▼

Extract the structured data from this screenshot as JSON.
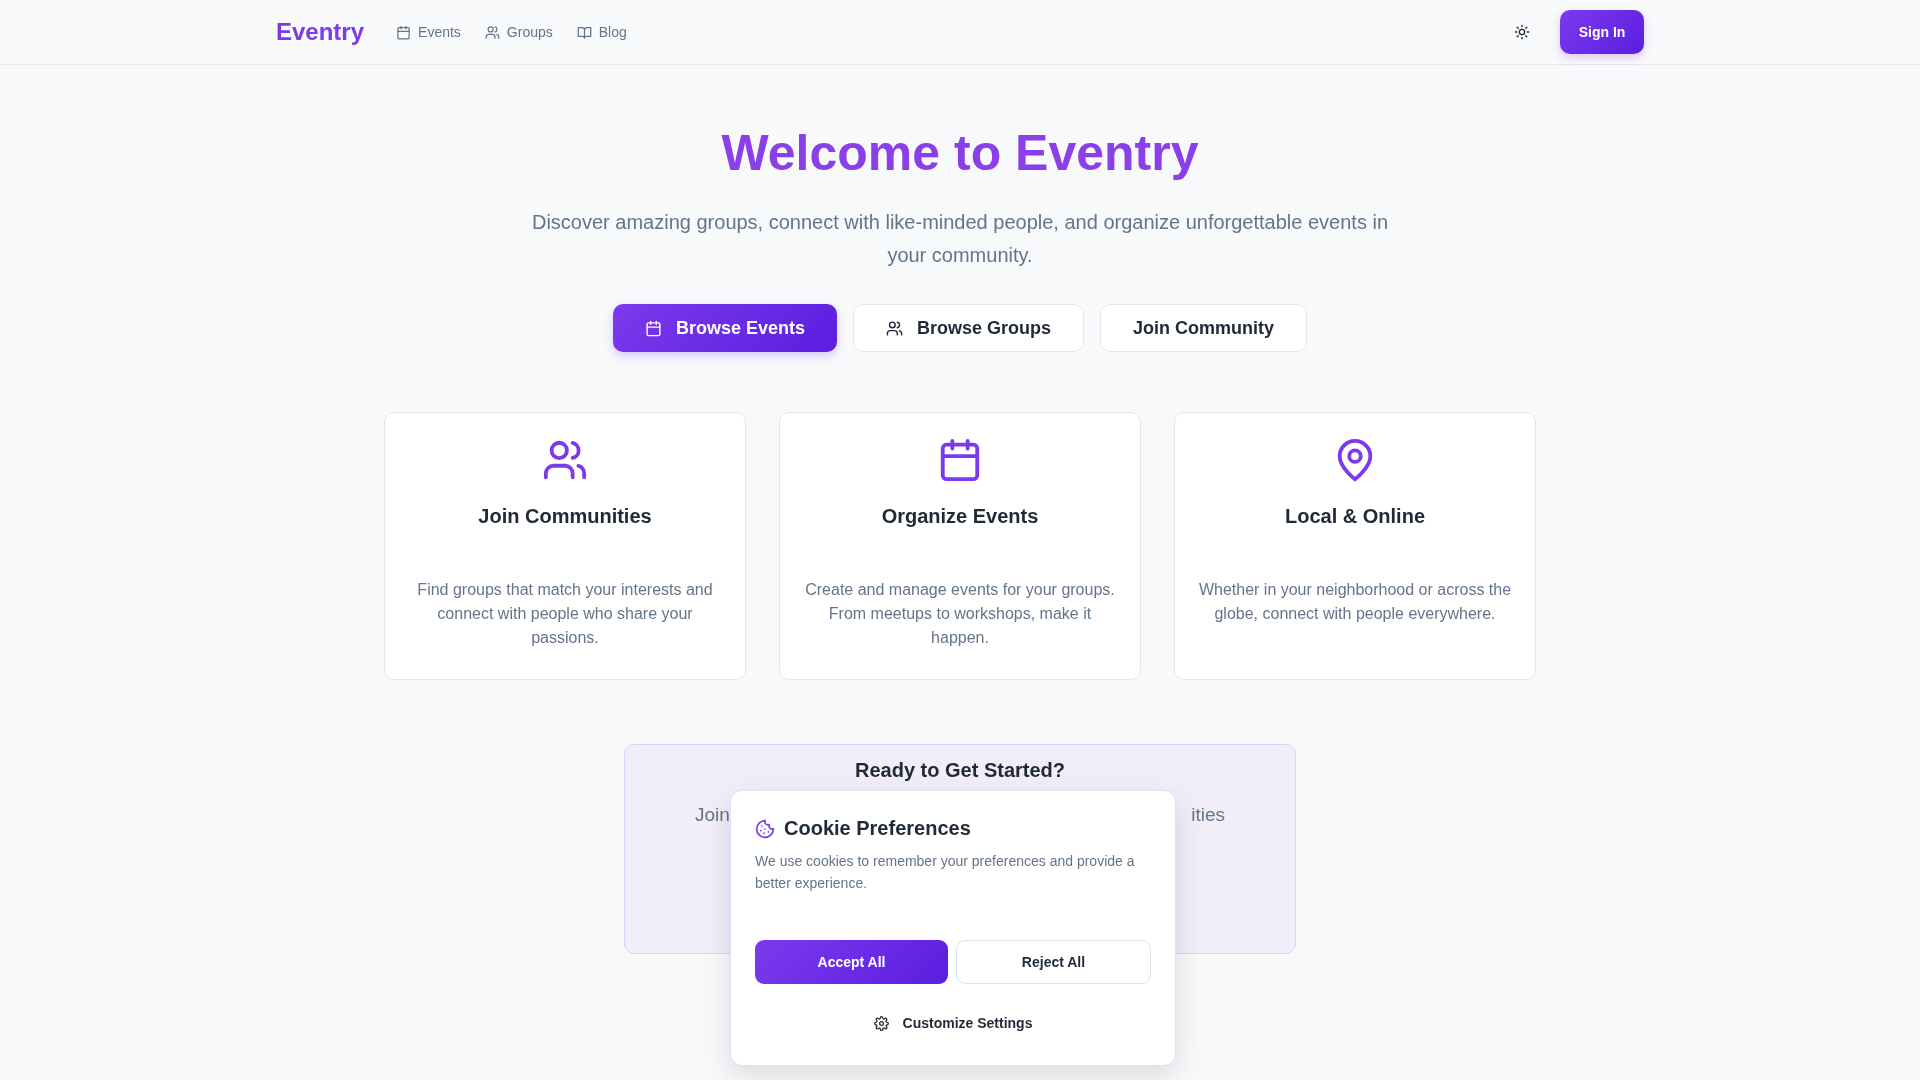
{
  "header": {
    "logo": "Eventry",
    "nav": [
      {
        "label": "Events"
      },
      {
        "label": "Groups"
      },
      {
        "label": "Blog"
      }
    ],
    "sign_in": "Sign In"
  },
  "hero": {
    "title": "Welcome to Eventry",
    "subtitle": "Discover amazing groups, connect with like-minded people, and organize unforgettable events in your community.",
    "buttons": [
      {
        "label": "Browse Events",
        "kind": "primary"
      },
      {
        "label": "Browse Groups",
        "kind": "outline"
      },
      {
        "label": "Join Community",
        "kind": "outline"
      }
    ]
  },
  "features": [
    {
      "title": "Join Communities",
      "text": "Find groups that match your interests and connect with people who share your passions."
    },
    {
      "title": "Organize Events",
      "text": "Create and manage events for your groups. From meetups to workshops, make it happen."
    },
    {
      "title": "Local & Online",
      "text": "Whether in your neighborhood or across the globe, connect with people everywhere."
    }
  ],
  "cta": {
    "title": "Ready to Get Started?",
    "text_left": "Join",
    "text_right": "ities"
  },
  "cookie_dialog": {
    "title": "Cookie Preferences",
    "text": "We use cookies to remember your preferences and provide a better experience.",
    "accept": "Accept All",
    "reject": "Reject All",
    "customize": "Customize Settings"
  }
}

▲

**WORK INSTRUCTIONS**:
Transcribe the records word for word and include no pictures.

**EXERCISE OUTPUT**:
Extract the structured data from this screenshot as JSON.
{
  "header": {
    "logo": "Eventry",
    "nav": [
      {
        "label": "Events"
      },
      {
        "label": "Groups"
      },
      {
        "label": "Blog"
      }
    ],
    "sign_in": "Sign In"
  },
  "hero": {
    "title": "Welcome to Eventry",
    "subtitle": "Discover amazing groups, connect with like-minded people, and organize unforgettable events in your community.",
    "buttons": [
      {
        "label": "Browse Events",
        "kind": "primary"
      },
      {
        "label": "Browse Groups",
        "kind": "outline"
      },
      {
        "label": "Join Community",
        "kind": "outline"
      }
    ]
  },
  "features": [
    {
      "title": "Join Communities",
      "text": "Find groups that match your interests and connect with people who share your passions."
    },
    {
      "title": "Organize Events",
      "text": "Create and manage events for your groups. From meetups to workshops, make it happen."
    },
    {
      "title": "Local & Online",
      "text": "Whether in your neighborhood or across the globe, connect with people everywhere."
    }
  ],
  "cta": {
    "title": "Ready to Get Started?",
    "text_left": "Join",
    "text_right": "ities"
  },
  "cookie_dialog": {
    "title": "Cookie Preferences",
    "text": "We use cookies to remember your preferences and provide a better experience.",
    "accept": "Accept All",
    "reject": "Reject All",
    "customize": "Customize Settings"
  }
}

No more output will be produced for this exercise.